▶ Excerpted records

- - -

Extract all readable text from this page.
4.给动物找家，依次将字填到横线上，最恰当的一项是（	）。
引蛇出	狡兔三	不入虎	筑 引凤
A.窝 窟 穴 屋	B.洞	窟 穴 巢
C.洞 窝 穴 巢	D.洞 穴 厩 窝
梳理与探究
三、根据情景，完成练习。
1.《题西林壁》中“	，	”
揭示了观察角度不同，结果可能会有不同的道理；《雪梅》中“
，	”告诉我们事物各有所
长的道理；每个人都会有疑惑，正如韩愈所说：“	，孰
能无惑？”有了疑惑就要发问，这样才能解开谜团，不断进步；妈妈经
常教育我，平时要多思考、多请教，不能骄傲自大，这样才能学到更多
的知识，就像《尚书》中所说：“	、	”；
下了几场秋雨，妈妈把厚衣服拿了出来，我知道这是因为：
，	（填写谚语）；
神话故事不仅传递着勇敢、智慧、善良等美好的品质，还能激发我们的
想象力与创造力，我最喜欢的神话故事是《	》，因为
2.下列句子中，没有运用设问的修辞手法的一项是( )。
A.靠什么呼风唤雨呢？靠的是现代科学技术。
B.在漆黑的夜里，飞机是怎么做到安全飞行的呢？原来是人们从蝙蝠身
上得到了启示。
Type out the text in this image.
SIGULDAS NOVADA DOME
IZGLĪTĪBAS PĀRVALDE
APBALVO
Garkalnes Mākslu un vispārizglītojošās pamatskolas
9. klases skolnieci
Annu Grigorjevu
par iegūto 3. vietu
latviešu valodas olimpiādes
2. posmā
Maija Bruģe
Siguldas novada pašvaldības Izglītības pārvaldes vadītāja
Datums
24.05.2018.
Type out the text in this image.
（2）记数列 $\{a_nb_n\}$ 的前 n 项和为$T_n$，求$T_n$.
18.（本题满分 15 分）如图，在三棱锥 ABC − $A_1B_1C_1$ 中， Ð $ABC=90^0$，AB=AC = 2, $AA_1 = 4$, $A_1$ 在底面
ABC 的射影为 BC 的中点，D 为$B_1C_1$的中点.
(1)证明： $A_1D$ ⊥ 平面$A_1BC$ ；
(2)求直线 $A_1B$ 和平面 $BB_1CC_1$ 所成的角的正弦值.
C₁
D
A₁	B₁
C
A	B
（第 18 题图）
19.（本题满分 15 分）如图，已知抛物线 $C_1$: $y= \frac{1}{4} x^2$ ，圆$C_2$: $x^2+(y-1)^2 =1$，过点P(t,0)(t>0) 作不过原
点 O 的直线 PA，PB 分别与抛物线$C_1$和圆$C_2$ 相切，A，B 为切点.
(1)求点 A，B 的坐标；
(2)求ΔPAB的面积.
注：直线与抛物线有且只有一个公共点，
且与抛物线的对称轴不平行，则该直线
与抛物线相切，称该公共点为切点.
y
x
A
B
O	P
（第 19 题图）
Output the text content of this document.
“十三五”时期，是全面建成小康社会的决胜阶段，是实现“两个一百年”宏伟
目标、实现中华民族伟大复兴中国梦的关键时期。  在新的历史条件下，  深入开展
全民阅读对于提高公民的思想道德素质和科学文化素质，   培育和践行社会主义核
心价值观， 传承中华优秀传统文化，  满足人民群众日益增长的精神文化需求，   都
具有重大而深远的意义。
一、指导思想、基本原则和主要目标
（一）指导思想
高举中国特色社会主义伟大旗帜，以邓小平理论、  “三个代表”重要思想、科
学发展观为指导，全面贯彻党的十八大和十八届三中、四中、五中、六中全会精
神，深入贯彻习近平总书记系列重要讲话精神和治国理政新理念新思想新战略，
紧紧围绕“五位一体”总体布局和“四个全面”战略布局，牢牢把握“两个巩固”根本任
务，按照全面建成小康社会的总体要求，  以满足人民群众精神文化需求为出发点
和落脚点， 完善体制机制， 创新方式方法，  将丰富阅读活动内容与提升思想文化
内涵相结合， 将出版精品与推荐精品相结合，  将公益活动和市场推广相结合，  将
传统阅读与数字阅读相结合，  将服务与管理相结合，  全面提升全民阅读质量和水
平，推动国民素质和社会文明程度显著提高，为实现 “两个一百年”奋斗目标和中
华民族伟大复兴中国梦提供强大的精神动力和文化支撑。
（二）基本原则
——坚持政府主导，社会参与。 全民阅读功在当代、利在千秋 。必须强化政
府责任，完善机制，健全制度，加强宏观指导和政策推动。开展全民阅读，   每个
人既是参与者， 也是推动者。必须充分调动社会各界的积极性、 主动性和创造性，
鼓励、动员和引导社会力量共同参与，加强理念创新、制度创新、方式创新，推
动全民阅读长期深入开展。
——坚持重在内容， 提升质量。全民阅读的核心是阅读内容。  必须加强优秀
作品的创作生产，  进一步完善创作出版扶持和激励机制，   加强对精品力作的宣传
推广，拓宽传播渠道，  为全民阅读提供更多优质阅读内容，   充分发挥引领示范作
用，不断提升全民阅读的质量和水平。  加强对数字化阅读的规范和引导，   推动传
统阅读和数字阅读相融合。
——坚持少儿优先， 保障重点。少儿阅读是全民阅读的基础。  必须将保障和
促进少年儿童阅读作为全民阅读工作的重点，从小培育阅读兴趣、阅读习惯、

- - -

▶ What this task involves
Retype the entries exactly, including every line.

▶ Written answer
Extract all readable text from this page.
4.给动物找家，依次将字填到横线上，最恰当的一项是（	）。
引蛇出	狡兔三	不入虎	筑 引凤
A.窝 窟 穴 屋	B.洞	窟 穴 巢
C.洞 窝 穴 巢	D.洞 穴 厩 窝
梳理与探究
三、根据情景，完成练习。
1.《题西林壁》中“	，	”
揭示了观察角度不同，结果可能会有不同的道理；《雪梅》中“
，	”告诉我们事物各有所
长的道理；每个人都会有疑惑，正如韩愈所说：“	，孰
能无惑？”有了疑惑就要发问，这样才能解开谜团，不断进步；妈妈经
常教育我，平时要多思考、多请教，不能骄傲自大，这样才能学到更多
的知识，就像《尚书》中所说：“	、	”；
下了几场秋雨，妈妈把厚衣服拿了出来，我知道这是因为：
，	（填写谚语）；
神话故事不仅传递着勇敢、智慧、善良等美好的品质，还能激发我们的
想象力与创造力，我最喜欢的神话故事是《	》，因为
2.下列句子中，没有运用设问的修辞手法的一项是( )。
A.靠什么呼风唤雨呢？靠的是现代科学技术。
B.在漆黑的夜里，飞机是怎么做到安全飞行的呢？原来是人们从蝙蝠身
上得到了启示。
Type out the text in this image.
SIGULDAS NOVADA DOME
IZGLĪTĪBAS PĀRVALDE
APBALVO
Garkalnes Mākslu un vispārizglītojošās pamatskolas
9. klases skolnieci
Annu Grigorjevu
par iegūto 3. vietu
latviešu valodas olimpiādes
2. posmā
Maija Bruģe
Siguldas novada pašvaldības Izglītības pārvaldes vadītāja
Datums
24.05.2018.
Type out the text in this image.
（2）记数列 $\{a_nb_n\}$ 的前 n 项和为$T_n$，求$T_n$.
18.（本题满分 15 分）如图，在三棱锥 ABC − $A_1B_1C_1$ 中， Ð $ABC=90^0$，AB=AC = 2, $AA_1 = 4$, $A_1$ 在底面
ABC 的射影为 BC 的中点，D 为$B_1C_1$的中点.
(1)证明： $A_1D$ ⊥ 平面$A_1BC$ ；
(2)求直线 $A_1B$ 和平面 $BB_1CC_1$ 所成的角的正弦值.
C₁
D
A₁	B₁
C
A	B
（第 18 题图）
19.（本题满分 15 分）如图，已知抛物线 $C_1$: $y= \frac{1}{4} x^2$ ，圆$C_2$: $x^2+(y-1)^2 =1$，过点P(t,0)(t>0) 作不过原
点 O 的直线 PA，PB 分别与抛物线$C_1$和圆$C_2$ 相切，A，B 为切点.
(1)求点 A，B 的坐标；
(2)求ΔPAB的面积.
注：直线与抛物线有且只有一个公共点，
且与抛物线的对称轴不平行，则该直线
与抛物线相切，称该公共点为切点.
y
x
A
B
O	P
（第 19 题图）
Output the text content of this document.
“十三五”时期，是全面建成小康社会的决胜阶段，是实现“两个一百年”宏伟
目标、实现中华民族伟大复兴中国梦的关键时期。  在新的历史条件下，  深入开展
全民阅读对于提高公民的思想道德素质和科学文化素质，   培育和践行社会主义核
心价值观， 传承中华优秀传统文化，  满足人民群众日益增长的精神文化需求，   都
具有重大而深远的意义。
一、指导思想、基本原则和主要目标
（一）指导思想
高举中国特色社会主义伟大旗帜，以邓小平理论、  “三个代表”重要思想、科
学发展观为指导，全面贯彻党的十八大和十八届三中、四中、五中、六中全会精
神，深入贯彻习近平总书记系列重要讲话精神和治国理政新理念新思想新战略，
紧紧围绕“五位一体”总体布局和“四个全面”战略布局，牢牢把握“两个巩固”根本任
务，按照全面建成小康社会的总体要求，  以满足人民群众精神文化需求为出发点
和落脚点， 完善体制机制， 创新方式方法，  将丰富阅读活动内容与提升思想文化
内涵相结合， 将出版精品与推荐精品相结合，  将公益活动和市场推广相结合，  将
传统阅读与数字阅读相结合，  将服务与管理相结合，  全面提升全民阅读质量和水
平，推动国民素质和社会文明程度显著提高，为实现 “两个一百年”奋斗目标和中
华民族伟大复兴中国梦提供强大的精神动力和文化支撑。
（二）基本原则
——坚持政府主导，社会参与。 全民阅读功在当代、利在千秋 。必须强化政
府责任，完善机制，健全制度，加强宏观指导和政策推动。开展全民阅读，   每个
人既是参与者， 也是推动者。必须充分调动社会各界的积极性、 主动性和创造性，
鼓励、动员和引导社会力量共同参与，加强理念创新、制度创新、方式创新，推
动全民阅读长期深入开展。
——坚持重在内容， 提升质量。全民阅读的核心是阅读内容。  必须加强优秀
作品的创作生产，  进一步完善创作出版扶持和激励机制，   加强对精品力作的宣传
推广，拓宽传播渠道，  为全民阅读提供更多优质阅读内容，   充分发挥引领示范作
用，不断提升全民阅读的质量和水平。  加强对数字化阅读的规范和引导，   推动传
统阅读和数字阅读相融合。
——坚持少儿优先， 保障重点。少儿阅读是全民阅读的基础。  必须将保障和
促进少年儿童阅读作为全民阅读工作的重点，从小培育阅读兴趣、阅读习惯、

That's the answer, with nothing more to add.